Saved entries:
○ ○ ○ ○

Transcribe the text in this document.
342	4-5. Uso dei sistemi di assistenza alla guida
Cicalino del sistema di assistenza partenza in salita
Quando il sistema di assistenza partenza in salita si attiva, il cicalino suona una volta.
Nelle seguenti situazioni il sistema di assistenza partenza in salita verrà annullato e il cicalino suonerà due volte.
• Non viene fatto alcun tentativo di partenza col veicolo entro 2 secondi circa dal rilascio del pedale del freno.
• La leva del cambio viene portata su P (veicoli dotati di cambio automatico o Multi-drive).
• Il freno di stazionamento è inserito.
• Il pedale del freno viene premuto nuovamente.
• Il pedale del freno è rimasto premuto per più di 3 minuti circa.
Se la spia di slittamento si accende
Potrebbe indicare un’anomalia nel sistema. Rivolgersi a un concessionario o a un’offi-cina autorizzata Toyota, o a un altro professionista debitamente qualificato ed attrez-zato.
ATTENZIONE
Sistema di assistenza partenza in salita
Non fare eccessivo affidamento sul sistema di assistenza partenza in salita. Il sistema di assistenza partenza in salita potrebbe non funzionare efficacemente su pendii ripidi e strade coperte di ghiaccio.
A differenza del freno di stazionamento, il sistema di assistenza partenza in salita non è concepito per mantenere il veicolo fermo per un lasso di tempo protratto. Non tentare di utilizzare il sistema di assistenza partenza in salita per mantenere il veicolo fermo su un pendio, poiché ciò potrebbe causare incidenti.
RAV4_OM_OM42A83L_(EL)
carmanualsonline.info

○ ○ ○ ○

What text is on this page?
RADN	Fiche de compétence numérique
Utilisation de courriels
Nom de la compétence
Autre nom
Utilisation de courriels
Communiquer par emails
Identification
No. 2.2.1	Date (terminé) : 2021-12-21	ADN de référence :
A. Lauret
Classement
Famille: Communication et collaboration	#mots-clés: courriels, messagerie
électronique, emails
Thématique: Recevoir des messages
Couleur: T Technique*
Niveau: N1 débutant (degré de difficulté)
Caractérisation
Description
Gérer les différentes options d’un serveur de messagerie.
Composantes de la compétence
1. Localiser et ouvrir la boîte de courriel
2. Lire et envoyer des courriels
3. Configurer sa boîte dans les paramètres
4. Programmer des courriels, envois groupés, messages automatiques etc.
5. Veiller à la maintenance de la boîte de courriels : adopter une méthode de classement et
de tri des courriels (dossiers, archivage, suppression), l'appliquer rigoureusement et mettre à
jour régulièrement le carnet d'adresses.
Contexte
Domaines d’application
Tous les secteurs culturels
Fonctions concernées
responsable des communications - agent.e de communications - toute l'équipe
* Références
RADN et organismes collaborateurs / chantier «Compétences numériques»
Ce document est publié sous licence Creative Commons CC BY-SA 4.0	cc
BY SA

○ ○ ○ ○

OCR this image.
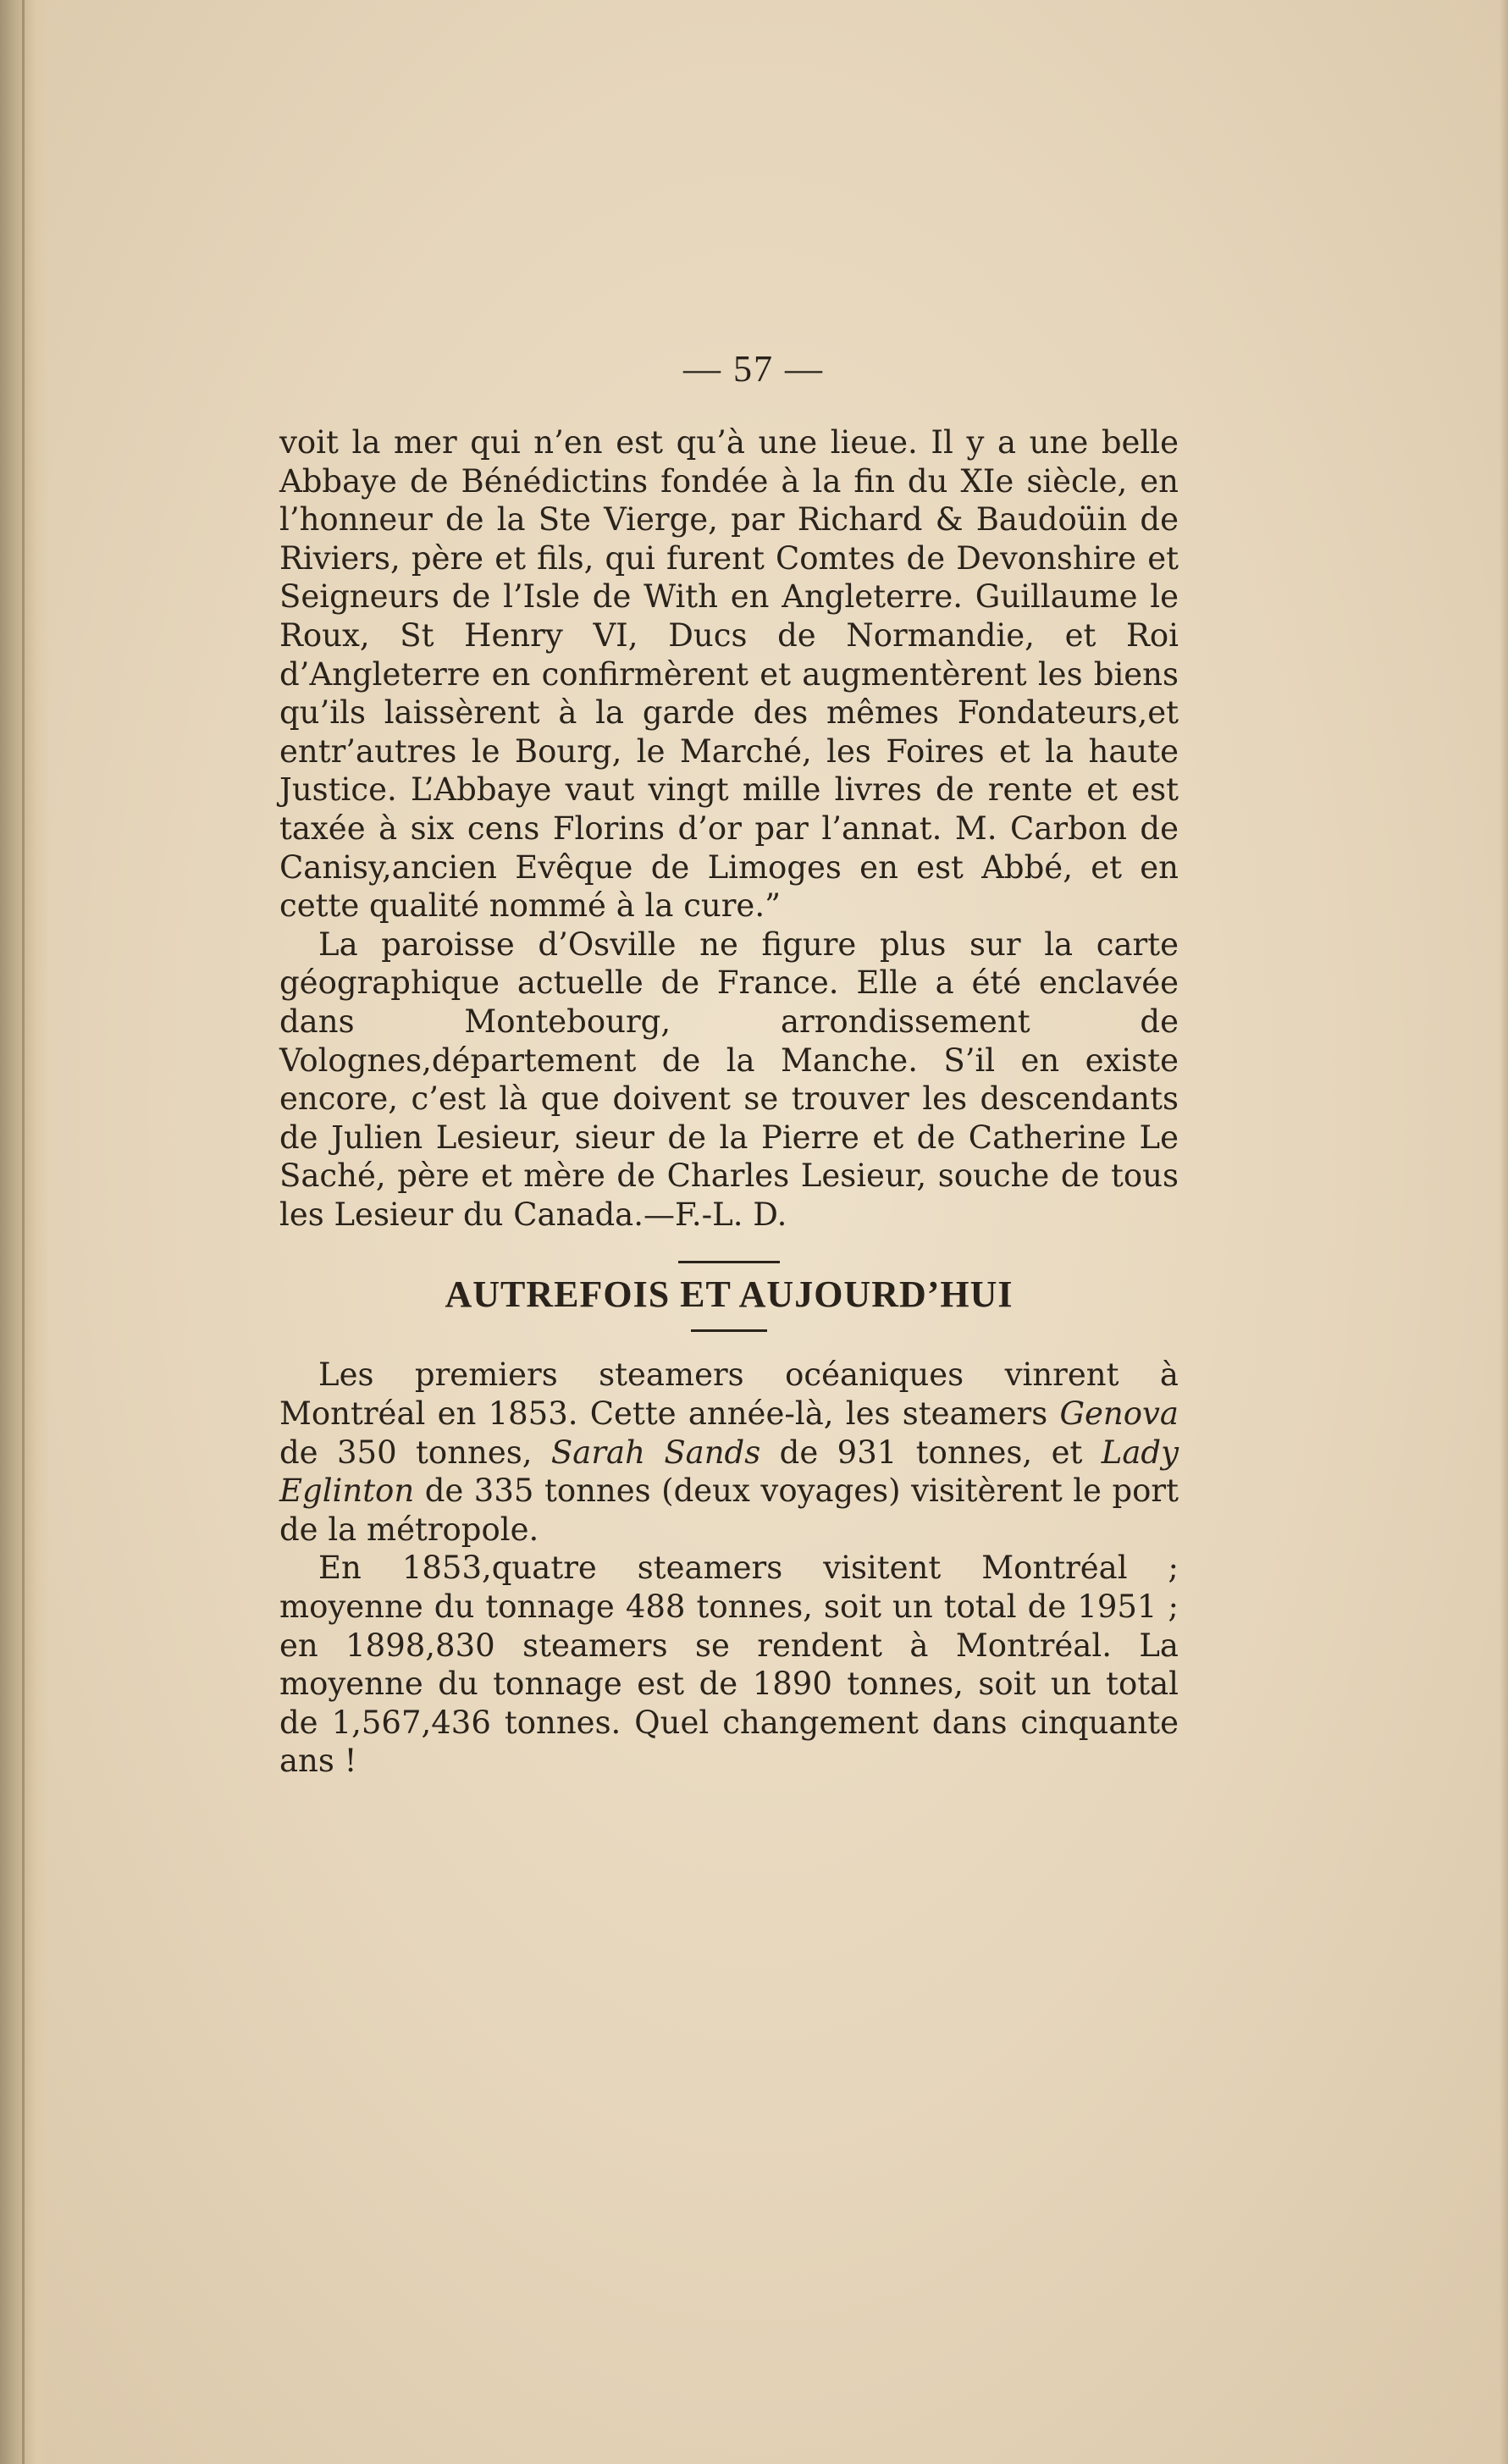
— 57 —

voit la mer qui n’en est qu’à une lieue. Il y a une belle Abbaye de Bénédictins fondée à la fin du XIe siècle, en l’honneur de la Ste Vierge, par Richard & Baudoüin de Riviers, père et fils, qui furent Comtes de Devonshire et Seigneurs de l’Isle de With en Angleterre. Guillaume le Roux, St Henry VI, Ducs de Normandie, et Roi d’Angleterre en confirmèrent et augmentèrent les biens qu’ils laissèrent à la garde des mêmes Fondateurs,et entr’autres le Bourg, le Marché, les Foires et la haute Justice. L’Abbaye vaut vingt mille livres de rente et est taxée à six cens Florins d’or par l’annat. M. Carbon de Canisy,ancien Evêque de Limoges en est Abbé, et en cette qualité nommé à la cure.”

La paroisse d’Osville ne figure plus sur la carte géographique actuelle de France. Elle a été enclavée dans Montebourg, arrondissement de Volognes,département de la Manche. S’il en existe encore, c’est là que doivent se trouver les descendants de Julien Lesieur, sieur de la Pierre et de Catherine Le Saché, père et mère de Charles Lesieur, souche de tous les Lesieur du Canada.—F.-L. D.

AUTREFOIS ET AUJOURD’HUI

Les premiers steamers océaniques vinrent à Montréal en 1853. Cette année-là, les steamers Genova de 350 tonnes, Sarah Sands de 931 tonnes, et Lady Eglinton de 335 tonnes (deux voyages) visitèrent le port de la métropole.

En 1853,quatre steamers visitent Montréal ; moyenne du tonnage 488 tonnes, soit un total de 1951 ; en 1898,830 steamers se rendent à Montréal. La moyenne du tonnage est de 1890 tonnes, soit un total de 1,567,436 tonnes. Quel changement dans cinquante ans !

○ ○ ○ ○

Your answer should be only the number of lines that hold the word "messages".

● Exercise answer: 2